• TEXT EXCERPT
*****

An American Fable
To say that Shia LaBeouf has had an unpredictable career would be an understatement. Consider that, at ten years old, he attempted to launch a stand-up comedy career. From there, he became a Disney Channel wunderkind, and younger audiences were the first ones to witness his talent.
I can hear between guffaws, many of you saying, “Talent?! Pshaw! He was in the godawful Transformers movies! He was in the only terrible Indiana Jones film! He went crazy in public! Maybe lay off sniffing glue before you write your reviews, okay?” With the exception of the sniffing glue thing, all of that is true.
Strip away all the legal issues and bad behavior, and something remains. Very quietly, Shia LaBeouf has become one of the most interesting and talented actors in American film. Check him out as the intense tank gunner in Fury, or as the volatile tennis player John McEnroe in Borg vs. McEnroe. Better yet, check him out in the sweet Southern fable The Peanut Butter Falcon.
We’re introduced to Zak (Zack Gottsagen), a man with Down syndrome living in a nursing home. Did his family die? Did they abandon him? The details are hazy, but Zak knows he doesn’t belong there. He spends his days obsessively watching videotaped wrestling matches starring The Salt Water Redneck (Thomas Haden Church) and dreaming of attending his famed wrestling school.
He also spends his days plotting an escape. It almost works, and he’s labeled a flight risk by Eleanor (Dakota Johnson), a compassionate woman who volunteers at the home. Maybe Zak’s roommate Carl (Bruce Dern) truly believes the kid deserves a shot at life on the outside. Maybe he’s just tired of watching that damn wrestling tape. Either way, he helps Zak bend the iron bars in front of the window, greases him up with a liberal amount of hand soap, and the young man escapes into the North Carolina night in nothing but his underwear.

*****

• WHAT YOU WILL DO
1 - In the review, which actor plays Eleanor, the volunteer at the nursing home?
2 - Retype the part of the review starting with "An American Fable" and going on through "witness his talent.".
The lines after this point come from a separate source, not from the review.

• GIVEN MATERIAL
*****

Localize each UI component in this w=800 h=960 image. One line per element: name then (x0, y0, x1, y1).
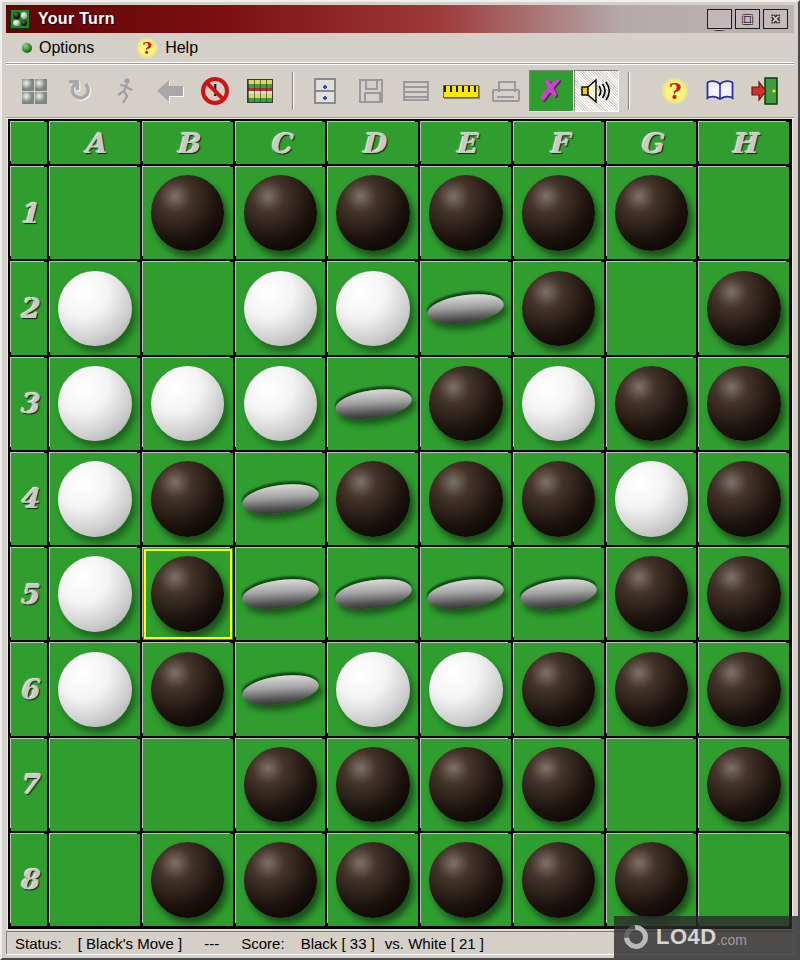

*****

• SOLUTIONS IN ORDER
1 - Dakota Johnson.

2 -
An American Fable
To say that Shia LaBeouf has had an unpredictable career would be an understatement. Consider that, at ten years old, he attempted to launch a stand-up comedy career. From there, he became a Disney Channel wunderkind, and younger audiences were the first ones to witness his talent.